▶ [Material provided]:
==================================================

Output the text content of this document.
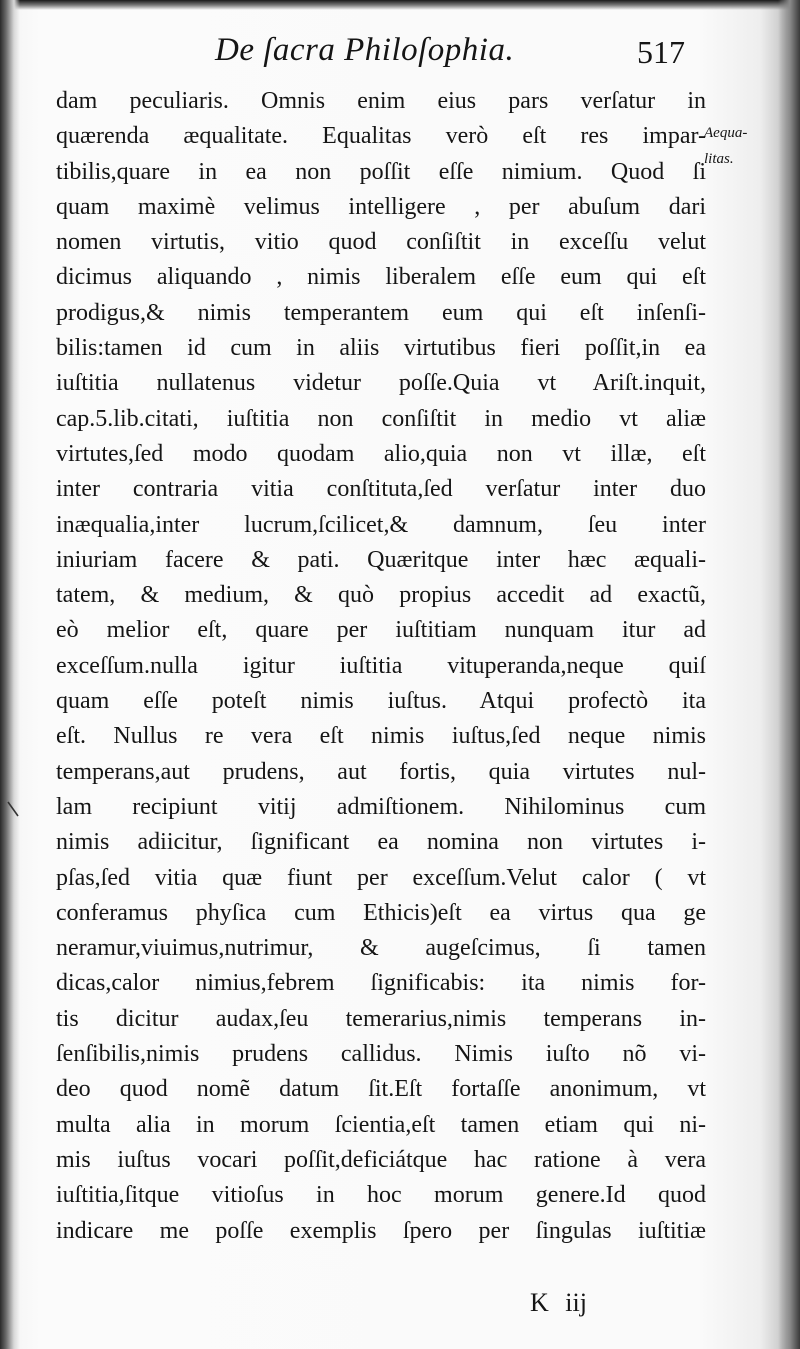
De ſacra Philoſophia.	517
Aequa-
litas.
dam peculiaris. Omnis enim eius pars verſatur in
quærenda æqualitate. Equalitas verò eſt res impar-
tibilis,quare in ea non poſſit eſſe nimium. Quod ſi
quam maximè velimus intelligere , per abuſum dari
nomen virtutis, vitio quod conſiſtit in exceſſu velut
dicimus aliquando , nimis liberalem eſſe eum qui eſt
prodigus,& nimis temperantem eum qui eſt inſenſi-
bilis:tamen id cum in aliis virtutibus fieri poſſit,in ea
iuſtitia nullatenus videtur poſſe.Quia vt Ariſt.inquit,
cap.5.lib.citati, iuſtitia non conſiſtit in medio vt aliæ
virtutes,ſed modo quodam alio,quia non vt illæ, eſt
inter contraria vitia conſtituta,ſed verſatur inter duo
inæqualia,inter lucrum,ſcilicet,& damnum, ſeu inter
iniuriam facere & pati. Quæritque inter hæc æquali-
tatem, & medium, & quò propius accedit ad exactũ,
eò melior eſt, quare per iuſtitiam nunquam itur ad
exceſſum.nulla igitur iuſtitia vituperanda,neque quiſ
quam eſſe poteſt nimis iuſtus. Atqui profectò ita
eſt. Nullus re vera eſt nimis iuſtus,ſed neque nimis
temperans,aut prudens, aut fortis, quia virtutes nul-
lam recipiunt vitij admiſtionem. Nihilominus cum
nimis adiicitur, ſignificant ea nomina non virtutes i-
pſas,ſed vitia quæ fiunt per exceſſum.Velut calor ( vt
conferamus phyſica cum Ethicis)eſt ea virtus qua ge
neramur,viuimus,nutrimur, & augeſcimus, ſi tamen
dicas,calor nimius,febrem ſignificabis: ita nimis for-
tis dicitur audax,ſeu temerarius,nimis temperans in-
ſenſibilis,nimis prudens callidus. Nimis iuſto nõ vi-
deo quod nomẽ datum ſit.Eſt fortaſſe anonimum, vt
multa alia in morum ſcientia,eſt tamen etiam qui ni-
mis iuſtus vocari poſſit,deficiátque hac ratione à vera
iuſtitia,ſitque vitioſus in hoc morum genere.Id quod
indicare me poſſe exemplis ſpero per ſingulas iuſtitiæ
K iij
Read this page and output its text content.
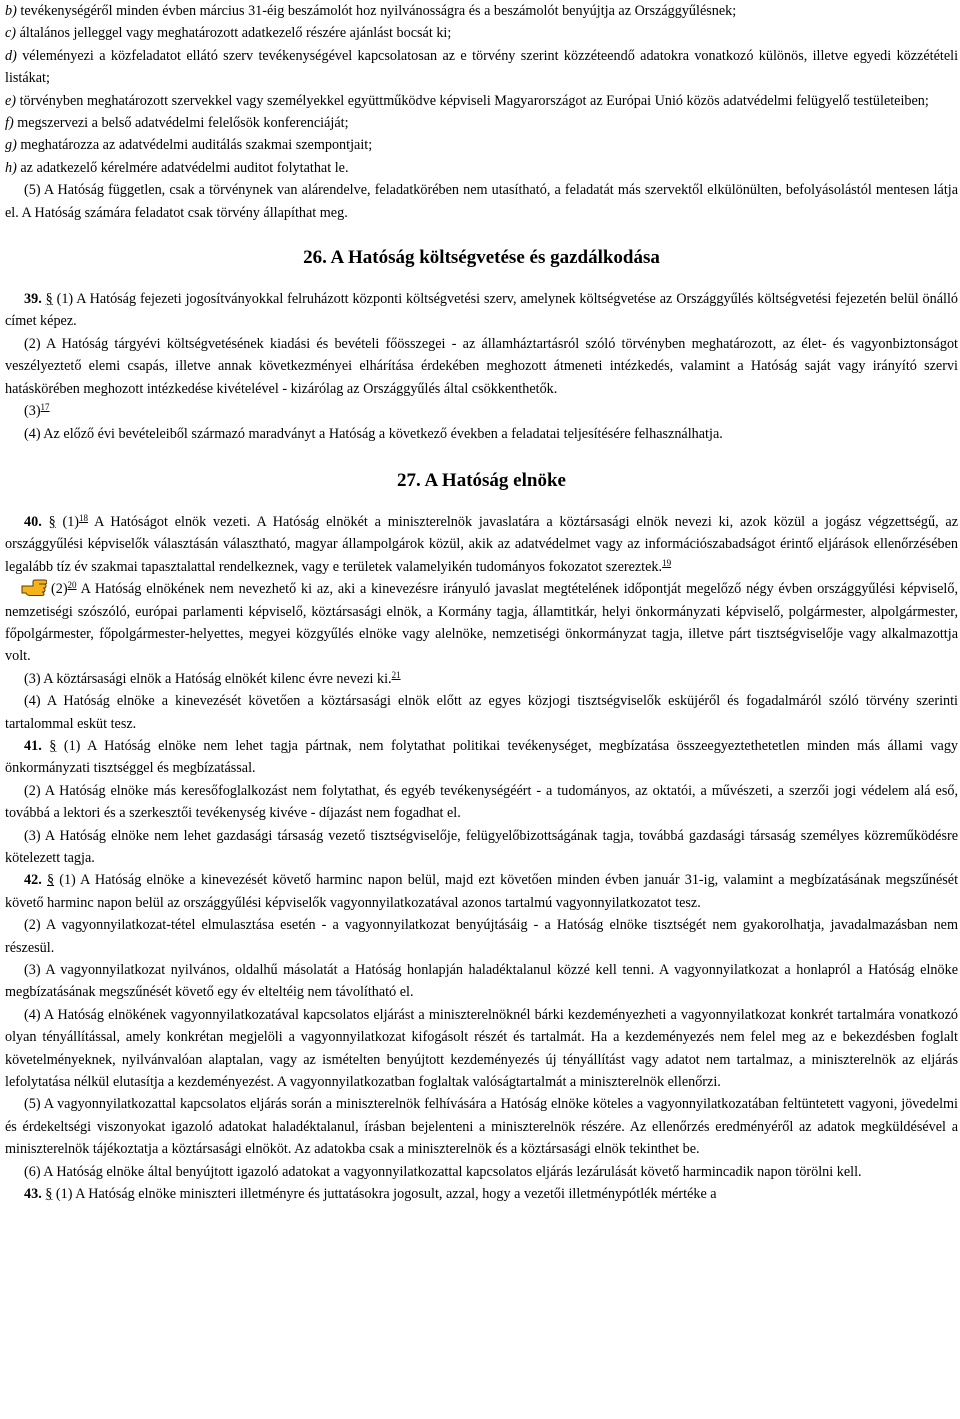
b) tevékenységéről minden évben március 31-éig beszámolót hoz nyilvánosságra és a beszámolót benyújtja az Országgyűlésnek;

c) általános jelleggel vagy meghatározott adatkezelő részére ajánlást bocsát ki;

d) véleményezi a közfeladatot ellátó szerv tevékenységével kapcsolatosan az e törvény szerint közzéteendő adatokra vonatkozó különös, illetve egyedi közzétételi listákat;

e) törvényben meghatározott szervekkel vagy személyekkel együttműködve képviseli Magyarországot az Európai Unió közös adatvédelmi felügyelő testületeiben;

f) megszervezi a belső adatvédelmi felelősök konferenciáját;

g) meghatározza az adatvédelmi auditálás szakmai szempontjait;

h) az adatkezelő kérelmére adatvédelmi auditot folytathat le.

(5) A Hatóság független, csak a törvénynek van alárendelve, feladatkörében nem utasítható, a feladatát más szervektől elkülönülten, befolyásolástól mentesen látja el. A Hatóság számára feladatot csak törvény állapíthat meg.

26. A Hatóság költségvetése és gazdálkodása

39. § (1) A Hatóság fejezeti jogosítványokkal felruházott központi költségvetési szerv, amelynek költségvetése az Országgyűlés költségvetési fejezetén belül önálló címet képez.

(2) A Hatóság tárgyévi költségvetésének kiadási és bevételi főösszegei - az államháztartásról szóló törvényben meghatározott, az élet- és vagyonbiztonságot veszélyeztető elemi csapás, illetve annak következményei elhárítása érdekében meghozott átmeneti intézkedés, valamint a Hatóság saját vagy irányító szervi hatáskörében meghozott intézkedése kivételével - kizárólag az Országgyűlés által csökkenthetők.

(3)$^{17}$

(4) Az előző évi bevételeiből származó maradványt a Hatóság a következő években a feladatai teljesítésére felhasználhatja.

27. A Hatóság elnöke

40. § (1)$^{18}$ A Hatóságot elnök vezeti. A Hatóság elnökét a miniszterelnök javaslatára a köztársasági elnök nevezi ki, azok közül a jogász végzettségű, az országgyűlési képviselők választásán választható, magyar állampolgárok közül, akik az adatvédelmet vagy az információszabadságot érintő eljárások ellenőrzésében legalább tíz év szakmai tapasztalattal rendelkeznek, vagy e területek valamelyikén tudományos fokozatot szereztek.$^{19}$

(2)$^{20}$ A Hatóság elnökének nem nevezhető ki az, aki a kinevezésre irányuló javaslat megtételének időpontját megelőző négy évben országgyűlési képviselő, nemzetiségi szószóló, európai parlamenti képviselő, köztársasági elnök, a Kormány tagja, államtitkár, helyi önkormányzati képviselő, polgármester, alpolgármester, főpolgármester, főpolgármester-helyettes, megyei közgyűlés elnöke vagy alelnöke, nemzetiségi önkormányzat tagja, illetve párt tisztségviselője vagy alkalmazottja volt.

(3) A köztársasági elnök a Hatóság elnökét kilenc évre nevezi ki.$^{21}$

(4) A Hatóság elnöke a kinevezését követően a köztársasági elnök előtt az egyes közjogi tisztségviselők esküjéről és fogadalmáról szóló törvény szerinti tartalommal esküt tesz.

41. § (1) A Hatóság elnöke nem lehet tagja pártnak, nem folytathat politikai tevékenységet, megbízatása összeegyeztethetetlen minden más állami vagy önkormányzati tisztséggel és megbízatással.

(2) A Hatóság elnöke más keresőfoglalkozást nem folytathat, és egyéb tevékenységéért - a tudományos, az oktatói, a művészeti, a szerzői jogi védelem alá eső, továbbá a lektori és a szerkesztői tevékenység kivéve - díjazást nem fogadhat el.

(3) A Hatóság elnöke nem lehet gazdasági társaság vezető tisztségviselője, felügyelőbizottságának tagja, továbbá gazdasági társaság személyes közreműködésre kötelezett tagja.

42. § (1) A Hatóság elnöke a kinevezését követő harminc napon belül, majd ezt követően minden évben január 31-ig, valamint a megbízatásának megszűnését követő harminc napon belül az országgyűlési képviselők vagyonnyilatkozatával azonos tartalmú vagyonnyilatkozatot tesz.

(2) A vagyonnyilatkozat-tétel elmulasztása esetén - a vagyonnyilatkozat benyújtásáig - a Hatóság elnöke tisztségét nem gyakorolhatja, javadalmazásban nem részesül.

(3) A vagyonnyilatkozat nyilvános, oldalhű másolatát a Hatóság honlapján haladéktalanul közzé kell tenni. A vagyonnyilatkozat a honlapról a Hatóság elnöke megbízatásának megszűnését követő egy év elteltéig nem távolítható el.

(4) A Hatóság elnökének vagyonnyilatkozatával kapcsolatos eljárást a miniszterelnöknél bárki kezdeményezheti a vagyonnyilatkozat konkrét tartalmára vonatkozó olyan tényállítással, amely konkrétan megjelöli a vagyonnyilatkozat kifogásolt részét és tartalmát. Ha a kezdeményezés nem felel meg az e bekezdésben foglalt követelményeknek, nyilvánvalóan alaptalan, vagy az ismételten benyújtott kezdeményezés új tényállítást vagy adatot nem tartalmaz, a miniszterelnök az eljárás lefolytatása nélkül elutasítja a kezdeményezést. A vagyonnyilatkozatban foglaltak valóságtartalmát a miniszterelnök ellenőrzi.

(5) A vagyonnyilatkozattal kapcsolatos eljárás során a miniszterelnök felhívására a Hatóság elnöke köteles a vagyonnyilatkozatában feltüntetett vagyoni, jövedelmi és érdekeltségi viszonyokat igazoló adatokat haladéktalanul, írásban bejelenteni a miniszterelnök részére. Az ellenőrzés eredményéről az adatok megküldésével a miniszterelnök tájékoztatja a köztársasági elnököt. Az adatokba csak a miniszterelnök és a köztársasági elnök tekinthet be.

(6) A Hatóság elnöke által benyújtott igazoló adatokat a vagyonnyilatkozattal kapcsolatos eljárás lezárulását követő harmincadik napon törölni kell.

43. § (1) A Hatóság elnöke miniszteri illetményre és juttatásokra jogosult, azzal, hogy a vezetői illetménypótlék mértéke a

==================================================

▶ [Aim]:
Please list every line of the records that contains "köztársasági".

▶ [Finished exercise]:
40. § (1)$^{18}$ A Hatóságot elnök vezeti. A Hatóság elnökét a miniszterelnök javaslatára a köztársasági elnök nevezi ki, azok közül a jogász végzettségű, az országgyűlési képviselők választásán választható, magyar állampolgárok közül, akik az adatvédelmet vagy az információszabadságot érintő eljárások ellenőrzésében legalább tíz év szakmai tapasztalattal rendelkeznek, vagy e területek valamelyikén tudományos fokozatot szereztek.$^{19}$
(2)$^{20}$ A Hatóság elnökének nem nevezhető ki az, aki a kinevezésre irányuló javaslat megtételének időpontját megelőző négy évben országgyűlési képviselő, nemzetiségi szószóló, európai parlamenti képviselő, köztársasági elnök, a Kormány tagja, államtitkár, helyi önkormányzati képviselő, polgármester, alpolgármester, főpolgármester, főpolgármester-helyettes, megyei közgyűlés elnöke vagy alelnöke, nemzetiségi önkormányzat tagja, illetve párt tisztségviselője vagy alkalmazottja volt.
(3) A köztársasági elnök a Hatóság elnökét kilenc évre nevezi ki.$^{21}$
(4) A Hatóság elnöke a kinevezését követően a köztársasági elnök előtt az egyes közjogi tisztségviselők esküjéről és fogadalmáról szóló törvény szerinti tartalommal esküt tesz.
(5) A vagyonnyilatkozattal kapcsolatos eljárás során a miniszterelnök felhívására a Hatóság elnöke köteles a vagyonnyilatkozatában feltüntetett vagyoni, jövedelmi és érdekeltségi viszonyokat igazoló adatokat haladéktalanul, írásban bejelenteni a miniszterelnök részére. Az ellenőrzés eredményéről az adatok megküldésével a miniszterelnök tájékoztatja a köztársasági elnököt. Az adatokba csak a miniszterelnök és a köztársasági elnök tekinthet be.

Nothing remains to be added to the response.